Listed records:
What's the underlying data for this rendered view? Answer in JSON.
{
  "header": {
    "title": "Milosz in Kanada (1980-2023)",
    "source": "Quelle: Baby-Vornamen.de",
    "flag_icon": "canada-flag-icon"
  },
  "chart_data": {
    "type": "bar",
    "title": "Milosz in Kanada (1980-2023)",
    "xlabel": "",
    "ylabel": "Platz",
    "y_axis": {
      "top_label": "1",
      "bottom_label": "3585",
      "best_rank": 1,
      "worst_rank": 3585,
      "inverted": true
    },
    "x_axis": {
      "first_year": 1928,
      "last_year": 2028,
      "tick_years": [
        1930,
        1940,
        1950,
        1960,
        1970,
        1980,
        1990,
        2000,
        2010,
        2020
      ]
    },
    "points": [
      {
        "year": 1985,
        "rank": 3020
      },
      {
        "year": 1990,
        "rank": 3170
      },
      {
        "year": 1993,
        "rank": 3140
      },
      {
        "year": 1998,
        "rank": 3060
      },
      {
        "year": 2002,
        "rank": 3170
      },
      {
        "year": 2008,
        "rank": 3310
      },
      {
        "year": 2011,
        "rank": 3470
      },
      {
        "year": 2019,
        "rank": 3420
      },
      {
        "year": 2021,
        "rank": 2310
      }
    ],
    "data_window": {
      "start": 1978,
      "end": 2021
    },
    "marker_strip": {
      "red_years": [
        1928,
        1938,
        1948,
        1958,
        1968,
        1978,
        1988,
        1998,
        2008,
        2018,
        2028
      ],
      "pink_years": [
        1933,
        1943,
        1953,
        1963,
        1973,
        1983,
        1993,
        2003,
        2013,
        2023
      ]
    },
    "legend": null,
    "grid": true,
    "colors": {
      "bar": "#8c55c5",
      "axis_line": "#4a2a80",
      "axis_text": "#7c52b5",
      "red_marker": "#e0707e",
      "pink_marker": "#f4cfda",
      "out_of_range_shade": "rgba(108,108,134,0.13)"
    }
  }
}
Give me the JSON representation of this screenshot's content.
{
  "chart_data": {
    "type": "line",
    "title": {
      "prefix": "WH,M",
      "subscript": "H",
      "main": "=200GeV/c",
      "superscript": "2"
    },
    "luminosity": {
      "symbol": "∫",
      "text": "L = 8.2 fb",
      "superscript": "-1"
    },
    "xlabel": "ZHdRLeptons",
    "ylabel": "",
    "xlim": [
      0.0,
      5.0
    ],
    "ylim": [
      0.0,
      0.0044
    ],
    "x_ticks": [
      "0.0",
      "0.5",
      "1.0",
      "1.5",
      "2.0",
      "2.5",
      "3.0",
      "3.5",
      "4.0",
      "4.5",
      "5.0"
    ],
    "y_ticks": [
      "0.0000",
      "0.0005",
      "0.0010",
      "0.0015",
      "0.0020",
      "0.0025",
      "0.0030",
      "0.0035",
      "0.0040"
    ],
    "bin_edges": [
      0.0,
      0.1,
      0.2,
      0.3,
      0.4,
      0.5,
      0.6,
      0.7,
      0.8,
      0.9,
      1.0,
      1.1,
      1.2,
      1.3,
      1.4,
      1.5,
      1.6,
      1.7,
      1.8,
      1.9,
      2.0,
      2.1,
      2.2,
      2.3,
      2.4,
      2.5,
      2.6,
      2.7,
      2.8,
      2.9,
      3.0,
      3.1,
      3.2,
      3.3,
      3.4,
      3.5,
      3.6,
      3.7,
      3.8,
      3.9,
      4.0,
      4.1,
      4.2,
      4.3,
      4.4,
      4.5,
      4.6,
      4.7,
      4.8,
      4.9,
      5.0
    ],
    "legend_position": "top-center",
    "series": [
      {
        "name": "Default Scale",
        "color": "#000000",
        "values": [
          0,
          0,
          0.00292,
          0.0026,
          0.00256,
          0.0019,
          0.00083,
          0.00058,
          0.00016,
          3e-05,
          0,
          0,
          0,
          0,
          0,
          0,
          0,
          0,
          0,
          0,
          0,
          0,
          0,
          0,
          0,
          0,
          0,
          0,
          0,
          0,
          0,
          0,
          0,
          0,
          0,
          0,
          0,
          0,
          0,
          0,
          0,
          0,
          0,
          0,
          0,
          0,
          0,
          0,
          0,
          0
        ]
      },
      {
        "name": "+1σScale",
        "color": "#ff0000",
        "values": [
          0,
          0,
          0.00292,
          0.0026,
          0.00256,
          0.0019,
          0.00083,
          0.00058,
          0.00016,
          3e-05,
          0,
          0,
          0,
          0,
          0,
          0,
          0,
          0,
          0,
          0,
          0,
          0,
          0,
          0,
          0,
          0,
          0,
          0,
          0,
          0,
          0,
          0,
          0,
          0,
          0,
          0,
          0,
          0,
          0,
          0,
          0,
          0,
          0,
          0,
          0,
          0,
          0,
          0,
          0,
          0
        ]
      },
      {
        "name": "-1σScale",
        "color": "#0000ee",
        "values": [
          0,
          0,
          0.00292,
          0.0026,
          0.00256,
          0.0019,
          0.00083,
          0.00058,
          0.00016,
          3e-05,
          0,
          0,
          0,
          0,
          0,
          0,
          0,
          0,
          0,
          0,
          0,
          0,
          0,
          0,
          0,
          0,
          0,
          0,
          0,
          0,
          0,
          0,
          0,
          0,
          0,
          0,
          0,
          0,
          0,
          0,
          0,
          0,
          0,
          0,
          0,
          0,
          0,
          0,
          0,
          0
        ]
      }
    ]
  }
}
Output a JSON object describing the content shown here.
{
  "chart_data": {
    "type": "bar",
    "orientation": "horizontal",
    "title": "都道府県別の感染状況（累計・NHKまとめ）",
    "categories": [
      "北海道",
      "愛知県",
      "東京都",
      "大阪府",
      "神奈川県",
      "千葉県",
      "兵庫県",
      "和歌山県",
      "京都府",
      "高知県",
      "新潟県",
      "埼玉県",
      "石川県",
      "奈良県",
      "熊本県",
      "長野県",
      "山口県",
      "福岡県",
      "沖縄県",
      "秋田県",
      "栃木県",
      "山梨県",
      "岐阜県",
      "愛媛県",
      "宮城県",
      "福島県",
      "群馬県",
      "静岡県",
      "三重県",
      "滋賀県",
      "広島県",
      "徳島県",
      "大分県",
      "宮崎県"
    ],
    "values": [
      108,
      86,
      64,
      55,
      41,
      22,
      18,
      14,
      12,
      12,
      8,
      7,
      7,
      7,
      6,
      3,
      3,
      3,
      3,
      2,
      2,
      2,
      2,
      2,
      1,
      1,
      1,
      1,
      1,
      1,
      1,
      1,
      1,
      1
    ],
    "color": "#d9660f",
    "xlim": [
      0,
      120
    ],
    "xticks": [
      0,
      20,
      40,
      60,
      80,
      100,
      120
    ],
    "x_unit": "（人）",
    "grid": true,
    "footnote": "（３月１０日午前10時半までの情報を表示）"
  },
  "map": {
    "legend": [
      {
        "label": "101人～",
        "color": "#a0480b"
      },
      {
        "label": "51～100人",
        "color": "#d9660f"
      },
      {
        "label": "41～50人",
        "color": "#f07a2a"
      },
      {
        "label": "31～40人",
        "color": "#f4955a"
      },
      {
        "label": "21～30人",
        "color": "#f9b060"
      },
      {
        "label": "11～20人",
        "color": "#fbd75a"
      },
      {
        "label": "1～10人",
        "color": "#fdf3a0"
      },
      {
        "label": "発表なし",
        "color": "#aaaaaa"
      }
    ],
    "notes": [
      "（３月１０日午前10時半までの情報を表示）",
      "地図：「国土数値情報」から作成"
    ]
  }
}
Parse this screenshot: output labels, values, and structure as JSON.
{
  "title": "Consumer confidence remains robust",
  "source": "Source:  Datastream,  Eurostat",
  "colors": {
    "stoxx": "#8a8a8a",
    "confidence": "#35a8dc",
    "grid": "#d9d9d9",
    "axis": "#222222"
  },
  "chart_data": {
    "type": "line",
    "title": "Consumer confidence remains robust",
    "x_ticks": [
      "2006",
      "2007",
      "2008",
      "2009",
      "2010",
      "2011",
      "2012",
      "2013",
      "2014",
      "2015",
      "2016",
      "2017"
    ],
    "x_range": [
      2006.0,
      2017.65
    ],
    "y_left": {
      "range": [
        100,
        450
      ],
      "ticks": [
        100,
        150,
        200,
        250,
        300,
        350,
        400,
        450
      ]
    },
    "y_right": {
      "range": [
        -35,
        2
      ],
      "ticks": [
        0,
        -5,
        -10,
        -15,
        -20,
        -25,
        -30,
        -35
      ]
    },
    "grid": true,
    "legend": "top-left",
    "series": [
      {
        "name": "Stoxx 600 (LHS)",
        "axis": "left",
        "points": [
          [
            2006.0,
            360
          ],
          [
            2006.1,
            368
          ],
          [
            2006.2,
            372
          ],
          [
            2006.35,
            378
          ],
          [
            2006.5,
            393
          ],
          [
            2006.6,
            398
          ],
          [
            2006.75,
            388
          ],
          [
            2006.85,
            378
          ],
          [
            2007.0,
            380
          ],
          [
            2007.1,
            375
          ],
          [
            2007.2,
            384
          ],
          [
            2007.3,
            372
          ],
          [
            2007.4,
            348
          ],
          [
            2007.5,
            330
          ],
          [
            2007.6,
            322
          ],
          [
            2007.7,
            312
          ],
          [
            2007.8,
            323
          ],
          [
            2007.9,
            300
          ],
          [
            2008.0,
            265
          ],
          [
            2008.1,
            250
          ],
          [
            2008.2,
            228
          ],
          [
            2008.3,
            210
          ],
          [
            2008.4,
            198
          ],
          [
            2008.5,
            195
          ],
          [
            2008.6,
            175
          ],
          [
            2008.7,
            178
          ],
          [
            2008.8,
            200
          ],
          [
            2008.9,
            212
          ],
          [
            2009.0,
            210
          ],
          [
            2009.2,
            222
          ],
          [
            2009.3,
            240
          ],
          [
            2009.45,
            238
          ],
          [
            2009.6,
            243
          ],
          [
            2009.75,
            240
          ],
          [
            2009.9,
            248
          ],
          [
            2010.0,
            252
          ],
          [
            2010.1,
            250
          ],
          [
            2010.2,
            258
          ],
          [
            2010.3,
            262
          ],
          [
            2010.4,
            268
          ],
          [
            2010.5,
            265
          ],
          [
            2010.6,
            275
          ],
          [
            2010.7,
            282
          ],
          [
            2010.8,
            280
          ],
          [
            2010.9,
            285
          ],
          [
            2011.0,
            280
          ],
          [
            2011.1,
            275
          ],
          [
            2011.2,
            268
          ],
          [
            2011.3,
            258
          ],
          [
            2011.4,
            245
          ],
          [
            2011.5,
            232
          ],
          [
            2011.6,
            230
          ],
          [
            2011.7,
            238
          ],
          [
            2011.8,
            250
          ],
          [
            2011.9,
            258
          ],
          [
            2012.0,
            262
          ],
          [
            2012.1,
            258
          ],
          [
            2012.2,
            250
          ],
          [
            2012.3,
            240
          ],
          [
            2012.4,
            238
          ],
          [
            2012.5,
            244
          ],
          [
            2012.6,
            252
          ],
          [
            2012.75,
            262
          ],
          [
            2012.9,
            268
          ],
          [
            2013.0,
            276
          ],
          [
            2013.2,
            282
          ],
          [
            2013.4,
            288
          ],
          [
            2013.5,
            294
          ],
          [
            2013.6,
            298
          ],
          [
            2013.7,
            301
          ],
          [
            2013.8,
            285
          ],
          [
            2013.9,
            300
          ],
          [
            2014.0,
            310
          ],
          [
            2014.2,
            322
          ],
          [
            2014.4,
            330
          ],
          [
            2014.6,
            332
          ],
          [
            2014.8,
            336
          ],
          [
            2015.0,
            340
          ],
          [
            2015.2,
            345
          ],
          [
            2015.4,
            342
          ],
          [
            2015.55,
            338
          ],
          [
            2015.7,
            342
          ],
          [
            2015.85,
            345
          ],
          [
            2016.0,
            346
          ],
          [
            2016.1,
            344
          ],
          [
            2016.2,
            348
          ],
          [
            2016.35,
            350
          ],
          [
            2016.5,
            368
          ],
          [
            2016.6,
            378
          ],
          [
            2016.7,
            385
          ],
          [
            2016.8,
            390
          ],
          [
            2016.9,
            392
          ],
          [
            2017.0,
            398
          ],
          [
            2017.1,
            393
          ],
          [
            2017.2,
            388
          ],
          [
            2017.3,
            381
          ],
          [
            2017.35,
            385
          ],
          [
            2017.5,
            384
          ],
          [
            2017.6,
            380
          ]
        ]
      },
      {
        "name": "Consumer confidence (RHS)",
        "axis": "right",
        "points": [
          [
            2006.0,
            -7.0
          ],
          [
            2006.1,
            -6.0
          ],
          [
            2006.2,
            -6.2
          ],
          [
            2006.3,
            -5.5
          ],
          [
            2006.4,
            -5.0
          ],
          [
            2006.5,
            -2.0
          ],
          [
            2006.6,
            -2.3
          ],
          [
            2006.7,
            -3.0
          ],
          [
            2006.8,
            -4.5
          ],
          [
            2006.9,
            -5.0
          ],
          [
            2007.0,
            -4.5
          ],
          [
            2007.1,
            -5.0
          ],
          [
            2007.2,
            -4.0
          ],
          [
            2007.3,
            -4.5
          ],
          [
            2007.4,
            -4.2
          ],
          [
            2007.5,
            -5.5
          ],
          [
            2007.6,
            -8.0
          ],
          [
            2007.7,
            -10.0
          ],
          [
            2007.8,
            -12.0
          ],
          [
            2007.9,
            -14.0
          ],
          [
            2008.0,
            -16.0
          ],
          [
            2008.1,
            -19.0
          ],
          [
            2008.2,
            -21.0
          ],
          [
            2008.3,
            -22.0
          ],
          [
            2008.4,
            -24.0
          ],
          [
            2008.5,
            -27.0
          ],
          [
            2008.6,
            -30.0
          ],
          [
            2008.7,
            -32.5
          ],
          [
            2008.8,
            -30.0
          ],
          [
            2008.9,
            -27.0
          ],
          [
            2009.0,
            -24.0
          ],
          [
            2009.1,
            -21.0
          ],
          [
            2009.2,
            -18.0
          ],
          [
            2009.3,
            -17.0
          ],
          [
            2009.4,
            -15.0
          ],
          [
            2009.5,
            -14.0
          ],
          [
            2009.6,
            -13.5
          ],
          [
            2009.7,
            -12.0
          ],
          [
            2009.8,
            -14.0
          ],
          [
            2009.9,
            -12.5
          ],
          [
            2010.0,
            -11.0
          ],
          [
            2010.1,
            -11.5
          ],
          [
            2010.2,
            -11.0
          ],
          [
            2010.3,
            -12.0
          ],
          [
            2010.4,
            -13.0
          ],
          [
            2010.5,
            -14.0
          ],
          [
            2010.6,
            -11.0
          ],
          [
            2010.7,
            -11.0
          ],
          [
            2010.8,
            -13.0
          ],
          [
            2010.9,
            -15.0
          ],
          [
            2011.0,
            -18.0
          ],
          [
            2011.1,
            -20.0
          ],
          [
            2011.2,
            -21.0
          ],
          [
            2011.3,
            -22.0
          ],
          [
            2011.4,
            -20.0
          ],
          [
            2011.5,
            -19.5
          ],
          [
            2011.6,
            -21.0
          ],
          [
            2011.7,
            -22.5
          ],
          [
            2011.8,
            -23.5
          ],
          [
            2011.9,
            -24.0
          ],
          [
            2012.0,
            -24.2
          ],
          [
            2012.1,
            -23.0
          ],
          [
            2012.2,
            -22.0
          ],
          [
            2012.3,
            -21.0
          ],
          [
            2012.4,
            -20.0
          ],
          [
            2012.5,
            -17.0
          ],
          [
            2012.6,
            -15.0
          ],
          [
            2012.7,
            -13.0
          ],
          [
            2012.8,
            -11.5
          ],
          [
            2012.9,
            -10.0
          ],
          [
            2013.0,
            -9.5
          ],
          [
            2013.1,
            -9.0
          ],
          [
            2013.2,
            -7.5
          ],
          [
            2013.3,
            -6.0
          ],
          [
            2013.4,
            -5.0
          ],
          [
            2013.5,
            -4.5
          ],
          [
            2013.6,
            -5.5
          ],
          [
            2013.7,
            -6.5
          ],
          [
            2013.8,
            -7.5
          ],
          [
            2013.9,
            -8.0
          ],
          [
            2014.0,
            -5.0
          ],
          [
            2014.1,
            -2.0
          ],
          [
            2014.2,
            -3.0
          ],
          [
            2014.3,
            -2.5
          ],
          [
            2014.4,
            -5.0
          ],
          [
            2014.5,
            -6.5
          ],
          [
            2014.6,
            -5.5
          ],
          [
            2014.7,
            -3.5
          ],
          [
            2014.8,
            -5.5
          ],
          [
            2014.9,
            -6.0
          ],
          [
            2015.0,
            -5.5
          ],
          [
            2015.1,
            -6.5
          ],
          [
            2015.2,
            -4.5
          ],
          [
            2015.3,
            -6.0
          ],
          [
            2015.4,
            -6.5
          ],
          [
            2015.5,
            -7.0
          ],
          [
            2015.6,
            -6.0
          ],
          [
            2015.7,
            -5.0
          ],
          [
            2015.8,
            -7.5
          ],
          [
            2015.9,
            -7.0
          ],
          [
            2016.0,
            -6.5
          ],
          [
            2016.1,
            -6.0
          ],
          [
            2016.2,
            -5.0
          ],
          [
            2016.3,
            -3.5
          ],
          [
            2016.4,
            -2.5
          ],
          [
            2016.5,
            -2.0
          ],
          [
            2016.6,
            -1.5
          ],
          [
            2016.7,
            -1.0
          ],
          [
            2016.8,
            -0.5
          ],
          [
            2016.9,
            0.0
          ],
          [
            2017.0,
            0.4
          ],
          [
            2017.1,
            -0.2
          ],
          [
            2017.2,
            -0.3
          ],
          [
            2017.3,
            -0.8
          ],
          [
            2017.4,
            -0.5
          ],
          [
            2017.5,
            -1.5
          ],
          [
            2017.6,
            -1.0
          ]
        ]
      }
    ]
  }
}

Goal: What number of lines in the records contain the word "title"? Answer with that number alone.

Answer for the task: 6